[Figure record listings]
☆ ☆ ☆ ☆

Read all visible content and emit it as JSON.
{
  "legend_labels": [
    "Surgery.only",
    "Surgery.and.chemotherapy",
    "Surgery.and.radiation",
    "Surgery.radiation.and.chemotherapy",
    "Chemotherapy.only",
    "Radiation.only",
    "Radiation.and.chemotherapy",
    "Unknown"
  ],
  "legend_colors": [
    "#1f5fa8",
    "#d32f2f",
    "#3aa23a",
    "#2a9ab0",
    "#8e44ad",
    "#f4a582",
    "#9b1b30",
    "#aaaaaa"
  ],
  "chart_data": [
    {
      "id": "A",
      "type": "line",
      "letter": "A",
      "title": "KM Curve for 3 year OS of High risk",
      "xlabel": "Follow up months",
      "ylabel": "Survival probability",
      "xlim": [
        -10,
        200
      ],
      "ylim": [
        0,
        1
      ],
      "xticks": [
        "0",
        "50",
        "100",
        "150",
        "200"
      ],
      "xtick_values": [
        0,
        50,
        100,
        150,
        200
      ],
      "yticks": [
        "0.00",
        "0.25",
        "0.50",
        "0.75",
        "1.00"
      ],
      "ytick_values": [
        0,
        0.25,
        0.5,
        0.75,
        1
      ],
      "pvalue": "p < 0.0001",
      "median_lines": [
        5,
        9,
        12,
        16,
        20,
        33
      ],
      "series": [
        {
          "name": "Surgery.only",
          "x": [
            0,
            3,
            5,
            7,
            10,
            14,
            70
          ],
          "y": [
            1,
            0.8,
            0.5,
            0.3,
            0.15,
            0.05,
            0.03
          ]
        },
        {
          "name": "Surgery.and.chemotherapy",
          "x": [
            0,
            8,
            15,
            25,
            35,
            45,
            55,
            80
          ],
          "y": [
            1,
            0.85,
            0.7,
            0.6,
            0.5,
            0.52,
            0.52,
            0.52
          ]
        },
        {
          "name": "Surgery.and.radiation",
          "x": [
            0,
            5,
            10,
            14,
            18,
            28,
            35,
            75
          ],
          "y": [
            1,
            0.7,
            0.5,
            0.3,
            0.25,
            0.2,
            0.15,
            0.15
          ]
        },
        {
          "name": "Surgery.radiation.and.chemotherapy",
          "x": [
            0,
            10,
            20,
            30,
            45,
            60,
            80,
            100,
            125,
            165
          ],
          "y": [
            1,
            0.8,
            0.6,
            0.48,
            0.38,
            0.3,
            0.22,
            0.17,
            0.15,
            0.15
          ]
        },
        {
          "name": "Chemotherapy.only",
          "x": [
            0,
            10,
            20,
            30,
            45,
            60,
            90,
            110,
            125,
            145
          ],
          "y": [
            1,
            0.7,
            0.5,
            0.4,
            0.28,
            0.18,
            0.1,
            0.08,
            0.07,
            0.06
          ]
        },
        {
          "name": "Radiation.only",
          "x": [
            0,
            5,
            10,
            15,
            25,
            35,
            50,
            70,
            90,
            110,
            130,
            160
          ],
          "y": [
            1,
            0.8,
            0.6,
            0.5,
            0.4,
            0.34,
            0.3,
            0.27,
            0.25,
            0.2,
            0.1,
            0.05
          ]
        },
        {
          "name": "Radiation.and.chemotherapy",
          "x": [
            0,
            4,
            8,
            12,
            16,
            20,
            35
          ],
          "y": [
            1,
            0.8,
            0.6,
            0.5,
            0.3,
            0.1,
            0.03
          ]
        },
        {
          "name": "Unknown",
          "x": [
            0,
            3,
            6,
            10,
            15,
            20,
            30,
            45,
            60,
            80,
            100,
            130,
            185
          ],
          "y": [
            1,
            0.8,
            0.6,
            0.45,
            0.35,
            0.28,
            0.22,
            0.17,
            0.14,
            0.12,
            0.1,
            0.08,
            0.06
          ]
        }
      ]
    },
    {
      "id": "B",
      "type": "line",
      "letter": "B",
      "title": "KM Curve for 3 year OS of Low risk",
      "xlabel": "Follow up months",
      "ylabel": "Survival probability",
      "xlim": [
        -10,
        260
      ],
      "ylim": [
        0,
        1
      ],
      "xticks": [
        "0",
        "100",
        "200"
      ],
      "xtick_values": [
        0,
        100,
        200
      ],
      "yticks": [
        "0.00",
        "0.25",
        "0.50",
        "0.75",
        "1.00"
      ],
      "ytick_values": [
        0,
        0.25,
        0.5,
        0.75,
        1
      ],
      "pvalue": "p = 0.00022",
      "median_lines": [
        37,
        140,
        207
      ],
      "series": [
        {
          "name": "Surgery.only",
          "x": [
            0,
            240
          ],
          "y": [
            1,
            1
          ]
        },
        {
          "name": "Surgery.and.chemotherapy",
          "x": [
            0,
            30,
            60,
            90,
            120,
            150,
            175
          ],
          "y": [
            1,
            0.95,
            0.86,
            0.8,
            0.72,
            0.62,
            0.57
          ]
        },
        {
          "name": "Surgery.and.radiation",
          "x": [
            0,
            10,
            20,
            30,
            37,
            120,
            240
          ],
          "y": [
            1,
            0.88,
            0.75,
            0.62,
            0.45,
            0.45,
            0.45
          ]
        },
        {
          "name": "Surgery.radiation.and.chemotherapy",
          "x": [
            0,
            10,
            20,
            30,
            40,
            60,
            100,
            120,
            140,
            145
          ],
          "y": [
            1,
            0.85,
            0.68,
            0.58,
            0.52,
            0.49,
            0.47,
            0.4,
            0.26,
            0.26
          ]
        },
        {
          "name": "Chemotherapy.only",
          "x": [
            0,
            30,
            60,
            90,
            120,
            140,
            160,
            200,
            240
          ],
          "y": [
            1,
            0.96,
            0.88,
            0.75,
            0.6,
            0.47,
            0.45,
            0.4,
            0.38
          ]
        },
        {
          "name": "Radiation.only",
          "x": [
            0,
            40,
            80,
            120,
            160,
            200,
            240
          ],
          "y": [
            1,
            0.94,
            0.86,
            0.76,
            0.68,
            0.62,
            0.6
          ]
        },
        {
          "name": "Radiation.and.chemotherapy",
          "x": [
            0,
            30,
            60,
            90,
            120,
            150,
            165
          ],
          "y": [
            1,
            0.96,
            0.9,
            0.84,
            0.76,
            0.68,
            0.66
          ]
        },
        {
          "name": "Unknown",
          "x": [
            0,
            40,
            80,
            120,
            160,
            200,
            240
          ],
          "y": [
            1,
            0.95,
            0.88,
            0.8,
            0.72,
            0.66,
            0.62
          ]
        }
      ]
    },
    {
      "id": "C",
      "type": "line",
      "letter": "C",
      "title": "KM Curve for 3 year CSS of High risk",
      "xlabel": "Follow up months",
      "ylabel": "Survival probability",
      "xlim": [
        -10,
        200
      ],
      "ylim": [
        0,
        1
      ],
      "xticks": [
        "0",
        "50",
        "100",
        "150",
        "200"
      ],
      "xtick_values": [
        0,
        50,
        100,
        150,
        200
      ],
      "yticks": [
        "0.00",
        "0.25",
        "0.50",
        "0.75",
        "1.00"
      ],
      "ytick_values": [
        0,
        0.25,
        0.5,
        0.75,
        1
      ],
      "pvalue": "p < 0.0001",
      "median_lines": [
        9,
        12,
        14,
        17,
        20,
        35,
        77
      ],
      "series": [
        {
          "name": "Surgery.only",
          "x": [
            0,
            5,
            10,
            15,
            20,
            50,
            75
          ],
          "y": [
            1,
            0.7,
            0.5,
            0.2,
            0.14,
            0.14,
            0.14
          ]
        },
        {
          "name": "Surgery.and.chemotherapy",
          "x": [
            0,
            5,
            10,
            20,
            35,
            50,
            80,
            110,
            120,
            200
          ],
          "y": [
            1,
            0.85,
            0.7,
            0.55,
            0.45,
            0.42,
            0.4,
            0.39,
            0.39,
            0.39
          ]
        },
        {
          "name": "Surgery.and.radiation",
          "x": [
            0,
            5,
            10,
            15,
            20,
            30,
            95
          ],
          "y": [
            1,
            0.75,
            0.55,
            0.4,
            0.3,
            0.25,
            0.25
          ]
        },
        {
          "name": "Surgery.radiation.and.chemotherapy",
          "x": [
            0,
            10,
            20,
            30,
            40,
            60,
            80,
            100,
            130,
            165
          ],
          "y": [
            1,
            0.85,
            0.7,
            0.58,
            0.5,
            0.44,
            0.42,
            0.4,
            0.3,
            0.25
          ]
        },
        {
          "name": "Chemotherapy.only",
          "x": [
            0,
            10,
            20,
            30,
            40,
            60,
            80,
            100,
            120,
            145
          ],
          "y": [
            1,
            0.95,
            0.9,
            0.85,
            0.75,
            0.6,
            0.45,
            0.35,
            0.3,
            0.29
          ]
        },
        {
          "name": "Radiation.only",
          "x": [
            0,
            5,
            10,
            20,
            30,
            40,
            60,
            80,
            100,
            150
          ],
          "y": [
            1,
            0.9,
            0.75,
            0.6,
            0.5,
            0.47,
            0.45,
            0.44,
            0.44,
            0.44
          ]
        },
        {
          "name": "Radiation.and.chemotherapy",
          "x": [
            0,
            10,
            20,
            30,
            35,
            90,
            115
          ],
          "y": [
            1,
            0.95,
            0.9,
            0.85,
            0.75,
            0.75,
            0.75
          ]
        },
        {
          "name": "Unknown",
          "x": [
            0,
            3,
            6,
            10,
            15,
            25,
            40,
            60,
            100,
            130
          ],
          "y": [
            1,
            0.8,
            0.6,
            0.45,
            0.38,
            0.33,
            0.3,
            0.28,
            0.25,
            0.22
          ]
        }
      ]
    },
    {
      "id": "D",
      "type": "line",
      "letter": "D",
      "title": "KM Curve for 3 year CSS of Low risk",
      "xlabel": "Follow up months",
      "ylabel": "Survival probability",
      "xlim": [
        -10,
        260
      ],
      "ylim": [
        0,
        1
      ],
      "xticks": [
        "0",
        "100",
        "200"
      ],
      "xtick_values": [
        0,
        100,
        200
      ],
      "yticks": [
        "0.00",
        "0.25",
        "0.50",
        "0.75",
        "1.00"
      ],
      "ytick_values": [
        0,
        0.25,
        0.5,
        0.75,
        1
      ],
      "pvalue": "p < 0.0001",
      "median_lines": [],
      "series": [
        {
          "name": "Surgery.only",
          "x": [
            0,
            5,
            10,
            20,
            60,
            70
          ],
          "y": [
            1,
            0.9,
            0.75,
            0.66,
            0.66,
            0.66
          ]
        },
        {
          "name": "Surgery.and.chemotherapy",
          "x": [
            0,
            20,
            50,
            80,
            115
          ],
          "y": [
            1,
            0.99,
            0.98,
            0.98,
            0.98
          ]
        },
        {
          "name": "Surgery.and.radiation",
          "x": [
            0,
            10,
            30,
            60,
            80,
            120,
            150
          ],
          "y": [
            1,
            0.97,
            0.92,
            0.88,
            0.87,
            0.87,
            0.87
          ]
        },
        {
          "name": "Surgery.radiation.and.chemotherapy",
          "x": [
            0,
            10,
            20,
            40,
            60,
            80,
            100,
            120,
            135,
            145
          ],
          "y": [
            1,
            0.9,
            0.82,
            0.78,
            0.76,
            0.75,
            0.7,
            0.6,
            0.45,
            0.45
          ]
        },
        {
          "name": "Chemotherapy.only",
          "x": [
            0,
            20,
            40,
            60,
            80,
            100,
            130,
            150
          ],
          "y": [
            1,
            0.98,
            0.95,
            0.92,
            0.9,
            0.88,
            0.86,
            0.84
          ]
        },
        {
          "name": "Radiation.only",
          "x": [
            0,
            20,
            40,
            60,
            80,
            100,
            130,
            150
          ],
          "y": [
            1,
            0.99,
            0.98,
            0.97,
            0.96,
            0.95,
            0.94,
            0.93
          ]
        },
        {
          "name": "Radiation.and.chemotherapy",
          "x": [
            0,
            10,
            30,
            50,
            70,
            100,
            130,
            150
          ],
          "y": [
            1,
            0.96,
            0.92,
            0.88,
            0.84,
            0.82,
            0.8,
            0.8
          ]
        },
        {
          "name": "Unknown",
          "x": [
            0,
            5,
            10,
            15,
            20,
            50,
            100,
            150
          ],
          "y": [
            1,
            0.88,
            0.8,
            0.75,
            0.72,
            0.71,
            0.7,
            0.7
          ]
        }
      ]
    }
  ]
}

☆ ☆ ☆ ☆

→ **SET EXERCISE**
Scan the records above for the string "High", then report every line that contains it.

→ **TASK SOLUTION**
      "title": "KM Curve for 3 year OS of High risk",
      "title": "KM Curve for 3 year CSS of High risk",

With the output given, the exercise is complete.